> [Short exercise]: Reproduce every entry exactly as shown.

> [Data records]:
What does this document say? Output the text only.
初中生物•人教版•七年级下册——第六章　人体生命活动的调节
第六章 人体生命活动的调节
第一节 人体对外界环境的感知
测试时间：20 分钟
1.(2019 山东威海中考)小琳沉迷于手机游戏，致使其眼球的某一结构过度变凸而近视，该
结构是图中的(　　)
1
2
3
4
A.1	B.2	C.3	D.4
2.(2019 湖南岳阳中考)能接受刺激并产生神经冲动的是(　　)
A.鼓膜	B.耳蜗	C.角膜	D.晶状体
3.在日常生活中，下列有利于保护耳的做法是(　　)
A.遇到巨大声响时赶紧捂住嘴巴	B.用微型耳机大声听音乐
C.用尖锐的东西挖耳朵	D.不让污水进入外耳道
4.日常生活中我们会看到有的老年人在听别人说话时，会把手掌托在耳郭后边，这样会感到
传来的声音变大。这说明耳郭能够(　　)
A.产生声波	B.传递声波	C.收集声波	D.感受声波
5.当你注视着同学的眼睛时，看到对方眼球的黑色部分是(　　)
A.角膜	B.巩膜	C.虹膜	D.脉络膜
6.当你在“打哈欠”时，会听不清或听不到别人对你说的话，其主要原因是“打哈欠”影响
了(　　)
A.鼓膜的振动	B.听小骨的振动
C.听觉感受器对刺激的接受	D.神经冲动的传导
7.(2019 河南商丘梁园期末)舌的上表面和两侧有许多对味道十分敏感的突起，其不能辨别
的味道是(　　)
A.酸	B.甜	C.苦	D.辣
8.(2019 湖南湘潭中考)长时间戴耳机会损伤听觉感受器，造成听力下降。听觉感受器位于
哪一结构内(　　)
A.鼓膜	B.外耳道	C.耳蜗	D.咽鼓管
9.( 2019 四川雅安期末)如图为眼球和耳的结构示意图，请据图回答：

> [The result]:
What does this document say? Output the text only.
初中生物•人教版•七年级下册——第六章　人体生命活动的调节
第六章 人体生命活动的调节
第一节 人体对外界环境的感知
测试时间：20 分钟
1.(2019 山东威海中考)小琳沉迷于手机游戏，致使其眼球的某一结构过度变凸而近视，该
结构是图中的(　　)
1
2
3
4
A.1	B.2	C.3	D.4
2.(2019 湖南岳阳中考)能接受刺激并产生神经冲动的是(　　)
A.鼓膜	B.耳蜗	C.角膜	D.晶状体
3.在日常生活中，下列有利于保护耳的做法是(　　)
A.遇到巨大声响时赶紧捂住嘴巴	B.用微型耳机大声听音乐
C.用尖锐的东西挖耳朵	D.不让污水进入外耳道
4.日常生活中我们会看到有的老年人在听别人说话时，会把手掌托在耳郭后边，这样会感到
传来的声音变大。这说明耳郭能够(　　)
A.产生声波	B.传递声波	C.收集声波	D.感受声波
5.当你注视着同学的眼睛时，看到对方眼球的黑色部分是(　　)
A.角膜	B.巩膜	C.虹膜	D.脉络膜
6.当你在“打哈欠”时，会听不清或听不到别人对你说的话，其主要原因是“打哈欠”影响
了(　　)
A.鼓膜的振动	B.听小骨的振动
C.听觉感受器对刺激的接受	D.神经冲动的传导
7.(2019 河南商丘梁园期末)舌的上表面和两侧有许多对味道十分敏感的突起，其不能辨别
的味道是(　　)
A.酸	B.甜	C.苦	D.辣
8.(2019 湖南湘潭中考)长时间戴耳机会损伤听觉感受器，造成听力下降。听觉感受器位于
哪一结构内(　　)
A.鼓膜	B.外耳道	C.耳蜗	D.咽鼓管
9.( 2019 四川雅安期末)如图为眼球和耳的结构示意图，请据图回答：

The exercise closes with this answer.